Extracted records
______________________________
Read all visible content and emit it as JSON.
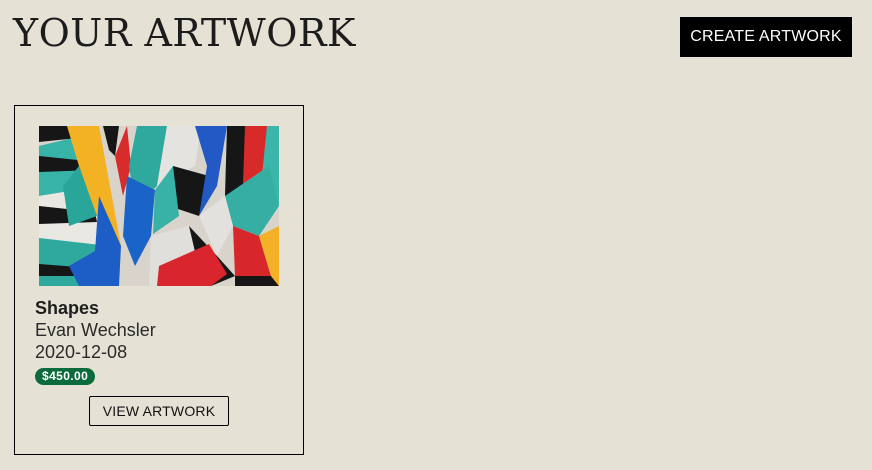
{
  "header": {
    "title": "YOUR ARTWORK",
    "create_button_label": "CREATE ARTWORK"
  },
  "artworks": [
    {
      "title": "Shapes",
      "artist": "Evan Wechsler",
      "date": "2020-12-08",
      "price": "$450.00",
      "view_button_label": "VIEW ARTWORK",
      "image": "abstract colorful shapes painting"
    }
  ],
  "colors": {
    "background": "#e5e1d5",
    "button_primary": "#000000",
    "price_badge": "#0c6b3c"
  }
}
______________________________
Problem
Each line above is to be copied verbatim. Drop any image from the copy.

Answer below
Read all visible content and emit it as JSON.
{
  "header": {
    "title": "YOUR ARTWORK",
    "create_button_label": "CREATE ARTWORK"
  },
  "artworks": [
    {
      "title": "Shapes",
      "artist": "Evan Wechsler",
      "date": "2020-12-08",
      "price": "$450.00",
      "view_button_label": "VIEW ARTWORK",
      "image": "abstract colorful shapes painting"
    }
  ],
  "colors": {
    "background": "#e5e1d5",
    "button_primary": "#000000",
    "price_badge": "#0c6b3c"
  }
}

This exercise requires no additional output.